Return the data exactly, with all pictures removed.

— start —

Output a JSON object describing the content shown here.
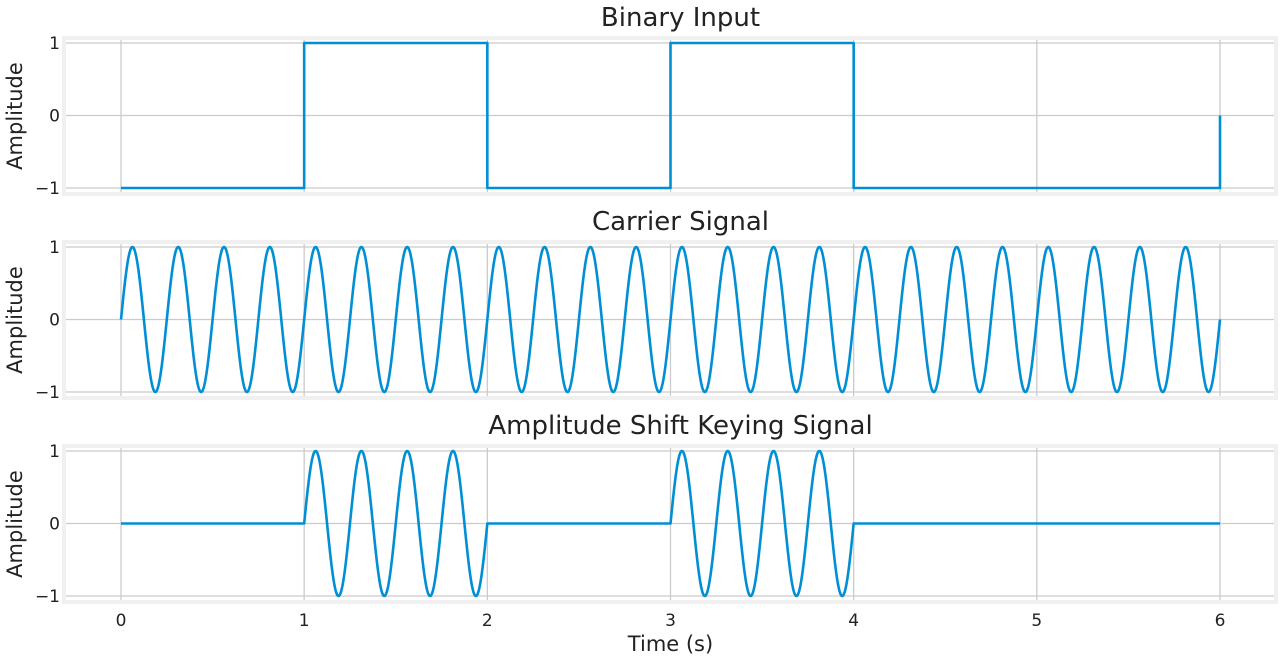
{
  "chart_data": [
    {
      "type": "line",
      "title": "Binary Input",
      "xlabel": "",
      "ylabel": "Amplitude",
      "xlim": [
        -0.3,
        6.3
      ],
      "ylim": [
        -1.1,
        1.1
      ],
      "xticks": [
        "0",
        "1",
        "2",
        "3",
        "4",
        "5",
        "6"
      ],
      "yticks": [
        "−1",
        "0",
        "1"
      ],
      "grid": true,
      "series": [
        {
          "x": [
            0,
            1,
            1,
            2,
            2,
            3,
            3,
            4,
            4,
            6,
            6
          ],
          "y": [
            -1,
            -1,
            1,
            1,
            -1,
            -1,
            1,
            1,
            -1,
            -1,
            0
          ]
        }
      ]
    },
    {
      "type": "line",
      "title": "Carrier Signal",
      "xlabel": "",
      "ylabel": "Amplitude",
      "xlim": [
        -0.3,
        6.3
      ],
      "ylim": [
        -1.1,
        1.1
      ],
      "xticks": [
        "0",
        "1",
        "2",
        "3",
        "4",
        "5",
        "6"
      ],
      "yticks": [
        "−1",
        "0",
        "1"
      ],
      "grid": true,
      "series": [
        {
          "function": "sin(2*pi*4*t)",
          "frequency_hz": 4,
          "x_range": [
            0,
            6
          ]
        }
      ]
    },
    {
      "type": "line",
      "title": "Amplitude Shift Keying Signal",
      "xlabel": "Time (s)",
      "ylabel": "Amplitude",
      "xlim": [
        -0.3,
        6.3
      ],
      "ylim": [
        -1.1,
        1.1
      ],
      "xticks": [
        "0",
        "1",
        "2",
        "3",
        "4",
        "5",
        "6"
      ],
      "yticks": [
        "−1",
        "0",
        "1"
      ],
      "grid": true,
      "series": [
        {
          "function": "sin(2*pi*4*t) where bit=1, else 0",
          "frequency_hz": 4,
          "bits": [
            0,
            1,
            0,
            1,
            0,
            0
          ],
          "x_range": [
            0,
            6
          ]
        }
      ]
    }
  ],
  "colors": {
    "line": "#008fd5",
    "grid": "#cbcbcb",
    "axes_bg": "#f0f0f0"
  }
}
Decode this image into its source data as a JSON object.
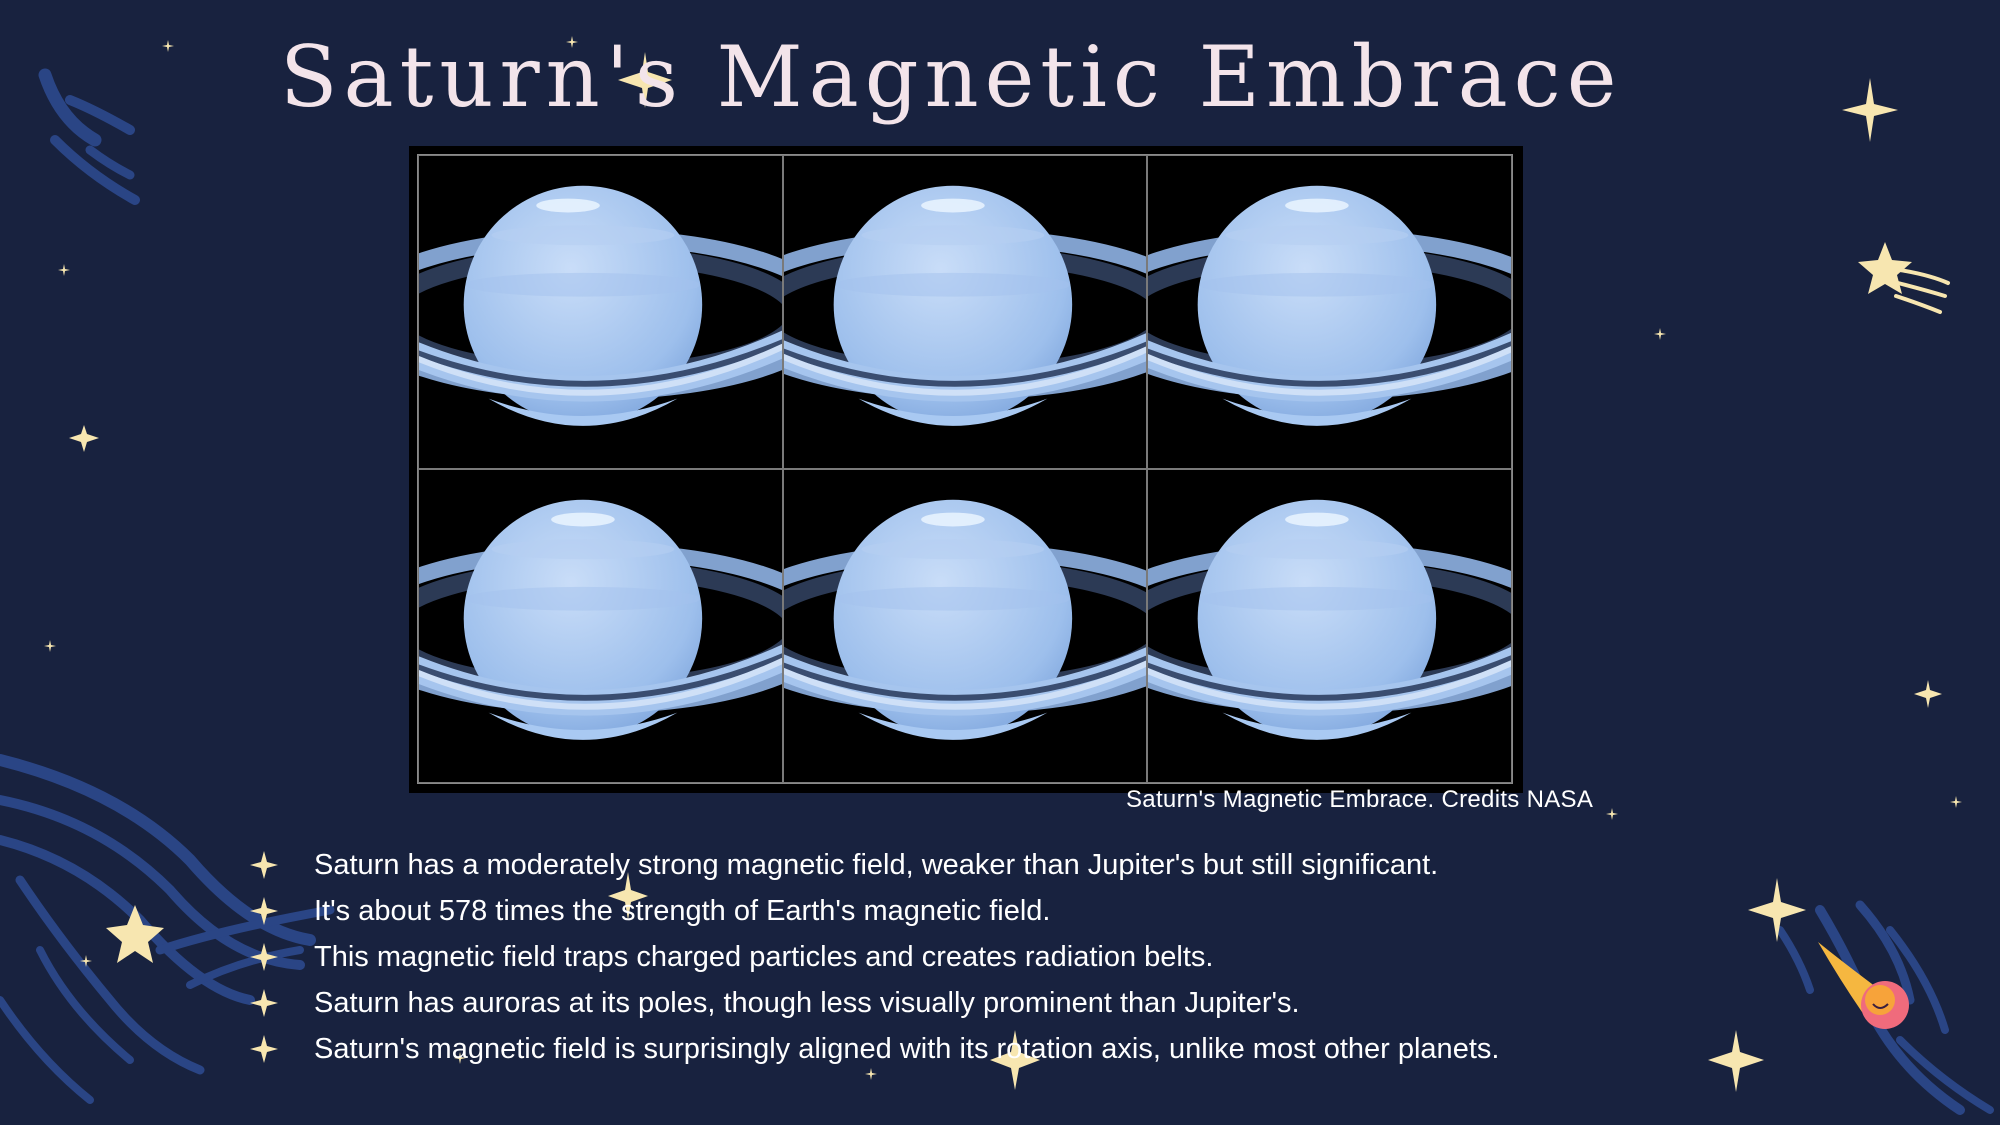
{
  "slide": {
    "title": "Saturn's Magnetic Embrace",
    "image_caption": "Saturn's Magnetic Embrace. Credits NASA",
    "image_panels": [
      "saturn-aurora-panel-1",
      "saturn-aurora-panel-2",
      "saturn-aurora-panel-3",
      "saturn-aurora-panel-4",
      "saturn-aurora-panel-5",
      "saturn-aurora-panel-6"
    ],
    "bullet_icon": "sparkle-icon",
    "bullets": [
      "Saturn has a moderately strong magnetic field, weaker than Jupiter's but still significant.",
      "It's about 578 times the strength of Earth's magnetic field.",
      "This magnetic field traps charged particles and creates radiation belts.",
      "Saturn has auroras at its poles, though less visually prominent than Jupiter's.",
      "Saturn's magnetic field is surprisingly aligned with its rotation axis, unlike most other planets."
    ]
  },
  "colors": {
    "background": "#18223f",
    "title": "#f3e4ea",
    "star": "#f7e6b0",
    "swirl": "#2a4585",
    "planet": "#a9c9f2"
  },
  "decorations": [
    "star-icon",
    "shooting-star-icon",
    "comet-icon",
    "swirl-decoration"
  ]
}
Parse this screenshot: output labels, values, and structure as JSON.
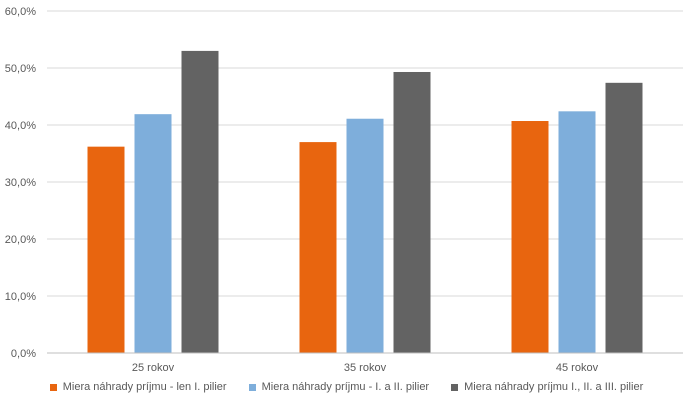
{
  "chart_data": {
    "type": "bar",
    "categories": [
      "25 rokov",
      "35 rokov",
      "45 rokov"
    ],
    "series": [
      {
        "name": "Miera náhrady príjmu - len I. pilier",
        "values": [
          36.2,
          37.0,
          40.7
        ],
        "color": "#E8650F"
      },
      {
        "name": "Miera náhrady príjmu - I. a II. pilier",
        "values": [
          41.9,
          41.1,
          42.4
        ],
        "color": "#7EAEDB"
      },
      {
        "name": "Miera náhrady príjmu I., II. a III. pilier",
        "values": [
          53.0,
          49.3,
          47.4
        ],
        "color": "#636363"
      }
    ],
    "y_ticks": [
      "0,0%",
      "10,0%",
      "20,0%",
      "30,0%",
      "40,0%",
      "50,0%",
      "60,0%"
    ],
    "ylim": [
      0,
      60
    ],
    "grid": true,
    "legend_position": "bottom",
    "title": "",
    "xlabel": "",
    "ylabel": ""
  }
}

— end —

> _Answer for this exercise_:
Output a JSON object describing the content shown here.
{
  "chart_data": [
    {
      "type": "line",
      "title": "Binary Input",
      "xlabel": "",
      "ylabel": "Amplitude",
      "xlim": [
        -0.3,
        6.3
      ],
      "ylim": [
        -1.1,
        1.1
      ],
      "xticks": [
        "0",
        "1",
        "2",
        "3",
        "4",
        "5",
        "6"
      ],
      "yticks": [
        "−1",
        "0",
        "1"
      ],
      "grid": true,
      "series": [
        {
          "x": [
            0,
            1,
            1,
            2,
            2,
            3,
            3,
            4,
            4,
            6,
            6
          ],
          "y": [
            -1,
            -1,
            1,
            1,
            -1,
            -1,
            1,
            1,
            -1,
            -1,
            0
          ]
        }
      ]
    },
    {
      "type": "line",
      "title": "Carrier Signal",
      "xlabel": "",
      "ylabel": "Amplitude",
      "xlim": [
        -0.3,
        6.3
      ],
      "ylim": [
        -1.1,
        1.1
      ],
      "xticks": [
        "0",
        "1",
        "2",
        "3",
        "4",
        "5",
        "6"
      ],
      "yticks": [
        "−1",
        "0",
        "1"
      ],
      "grid": true,
      "series": [
        {
          "function": "sin(2*pi*4*t)",
          "frequency_hz": 4,
          "x_range": [
            0,
            6
          ]
        }
      ]
    },
    {
      "type": "line",
      "title": "Amplitude Shift Keying Signal",
      "xlabel": "Time (s)",
      "ylabel": "Amplitude",
      "xlim": [
        -0.3,
        6.3
      ],
      "ylim": [
        -1.1,
        1.1
      ],
      "xticks": [
        "0",
        "1",
        "2",
        "3",
        "4",
        "5",
        "6"
      ],
      "yticks": [
        "−1",
        "0",
        "1"
      ],
      "grid": true,
      "series": [
        {
          "function": "sin(2*pi*4*t) where bit=1, else 0",
          "frequency_hz": 4,
          "bits": [
            0,
            1,
            0,
            1,
            0,
            0
          ],
          "x_range": [
            0,
            6
          ]
        }
      ]
    }
  ],
  "colors": {
    "line": "#008fd5",
    "grid": "#cbcbcb",
    "axes_bg": "#f0f0f0"
  }
}
Decode this image into its source data as a JSON object.
{
  "slide": {
    "title": "Saturn's Magnetic Embrace",
    "image_caption": "Saturn's Magnetic Embrace. Credits NASA",
    "image_panels": [
      "saturn-aurora-panel-1",
      "saturn-aurora-panel-2",
      "saturn-aurora-panel-3",
      "saturn-aurora-panel-4",
      "saturn-aurora-panel-5",
      "saturn-aurora-panel-6"
    ],
    "bullet_icon": "sparkle-icon",
    "bullets": [
      "Saturn has a moderately strong magnetic field, weaker than Jupiter's but still significant.",
      "It's about 578 times the strength of Earth's magnetic field.",
      "This magnetic field traps charged particles and creates radiation belts.",
      "Saturn has auroras at its poles, though less visually prominent than Jupiter's.",
      "Saturn's magnetic field is surprisingly aligned with its rotation axis, unlike most other planets."
    ]
  },
  "colors": {
    "background": "#18223f",
    "title": "#f3e4ea",
    "star": "#f7e6b0",
    "swirl": "#2a4585",
    "planet": "#a9c9f2"
  },
  "decorations": [
    "star-icon",
    "shooting-star-icon",
    "comet-icon",
    "swirl-decoration"
  ]
}
Parse this screenshot: output labels, values, and structure as JSON.
{
  "chart_data": {
    "type": "bar",
    "categories": [
      "25 rokov",
      "35 rokov",
      "45 rokov"
    ],
    "series": [
      {
        "name": "Miera náhrady príjmu - len I. pilier",
        "values": [
          36.2,
          37.0,
          40.7
        ],
        "color": "#E8650F"
      },
      {
        "name": "Miera náhrady príjmu - I. a II. pilier",
        "values": [
          41.9,
          41.1,
          42.4
        ],
        "color": "#7EAEDB"
      },
      {
        "name": "Miera náhrady príjmu I., II. a III. pilier",
        "values": [
          53.0,
          49.3,
          47.4
        ],
        "color": "#636363"
      }
    ],
    "y_ticks": [
      "0,0%",
      "10,0%",
      "20,0%",
      "30,0%",
      "40,0%",
      "50,0%",
      "60,0%"
    ],
    "ylim": [
      0,
      60
    ],
    "grid": true,
    "legend_position": "bottom",
    "title": "",
    "xlabel": "",
    "ylabel": ""
  }
}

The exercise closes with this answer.